## Written task
Search the data below for the word "filled" and copy each line that holds it.

## Records for this task
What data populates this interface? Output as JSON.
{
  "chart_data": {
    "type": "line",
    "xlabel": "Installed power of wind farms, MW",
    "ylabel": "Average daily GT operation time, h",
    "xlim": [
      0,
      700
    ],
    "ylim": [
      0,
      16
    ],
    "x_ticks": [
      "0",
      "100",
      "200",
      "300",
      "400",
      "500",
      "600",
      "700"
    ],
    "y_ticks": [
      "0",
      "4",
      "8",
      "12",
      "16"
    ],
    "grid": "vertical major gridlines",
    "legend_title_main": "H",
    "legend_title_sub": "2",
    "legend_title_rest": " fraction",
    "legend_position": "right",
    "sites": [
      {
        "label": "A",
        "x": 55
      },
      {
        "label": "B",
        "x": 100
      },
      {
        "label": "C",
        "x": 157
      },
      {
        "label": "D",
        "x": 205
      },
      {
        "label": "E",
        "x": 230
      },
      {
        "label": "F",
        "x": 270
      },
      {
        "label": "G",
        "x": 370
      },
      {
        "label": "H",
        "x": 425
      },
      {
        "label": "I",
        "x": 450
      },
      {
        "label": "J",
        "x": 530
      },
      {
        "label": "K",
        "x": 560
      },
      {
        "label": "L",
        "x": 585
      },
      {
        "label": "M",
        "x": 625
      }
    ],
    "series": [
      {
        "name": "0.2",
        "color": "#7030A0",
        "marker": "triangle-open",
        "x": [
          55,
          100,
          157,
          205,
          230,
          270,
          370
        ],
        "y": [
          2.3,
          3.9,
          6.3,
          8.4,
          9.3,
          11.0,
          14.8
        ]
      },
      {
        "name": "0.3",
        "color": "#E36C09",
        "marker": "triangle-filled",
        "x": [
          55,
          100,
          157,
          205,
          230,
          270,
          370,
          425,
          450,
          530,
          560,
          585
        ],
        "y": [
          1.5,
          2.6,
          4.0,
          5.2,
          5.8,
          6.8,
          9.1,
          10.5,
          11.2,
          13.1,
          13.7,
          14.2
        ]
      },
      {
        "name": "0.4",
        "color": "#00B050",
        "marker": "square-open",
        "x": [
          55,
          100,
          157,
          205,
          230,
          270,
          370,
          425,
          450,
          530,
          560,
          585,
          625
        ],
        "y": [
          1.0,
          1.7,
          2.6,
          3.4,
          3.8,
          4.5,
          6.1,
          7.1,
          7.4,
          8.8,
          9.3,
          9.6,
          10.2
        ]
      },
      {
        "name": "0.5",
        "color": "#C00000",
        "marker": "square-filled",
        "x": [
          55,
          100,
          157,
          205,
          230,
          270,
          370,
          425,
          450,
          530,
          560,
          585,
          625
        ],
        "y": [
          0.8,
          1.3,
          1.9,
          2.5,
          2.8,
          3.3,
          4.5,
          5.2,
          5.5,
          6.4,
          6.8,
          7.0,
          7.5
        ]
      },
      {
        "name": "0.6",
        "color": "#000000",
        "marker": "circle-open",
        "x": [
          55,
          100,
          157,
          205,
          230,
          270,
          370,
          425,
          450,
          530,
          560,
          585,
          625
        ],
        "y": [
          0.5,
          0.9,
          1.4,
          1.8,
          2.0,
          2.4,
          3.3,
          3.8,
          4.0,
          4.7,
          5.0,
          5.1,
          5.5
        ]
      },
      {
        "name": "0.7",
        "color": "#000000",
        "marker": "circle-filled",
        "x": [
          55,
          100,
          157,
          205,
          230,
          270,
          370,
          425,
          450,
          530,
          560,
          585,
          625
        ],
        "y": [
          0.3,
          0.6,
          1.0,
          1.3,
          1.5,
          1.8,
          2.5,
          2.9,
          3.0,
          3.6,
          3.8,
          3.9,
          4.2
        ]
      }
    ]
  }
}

## Solution to the exercise
        "marker": "triangle-filled",
        "marker": "square-filled",
        "marker": "circle-filled",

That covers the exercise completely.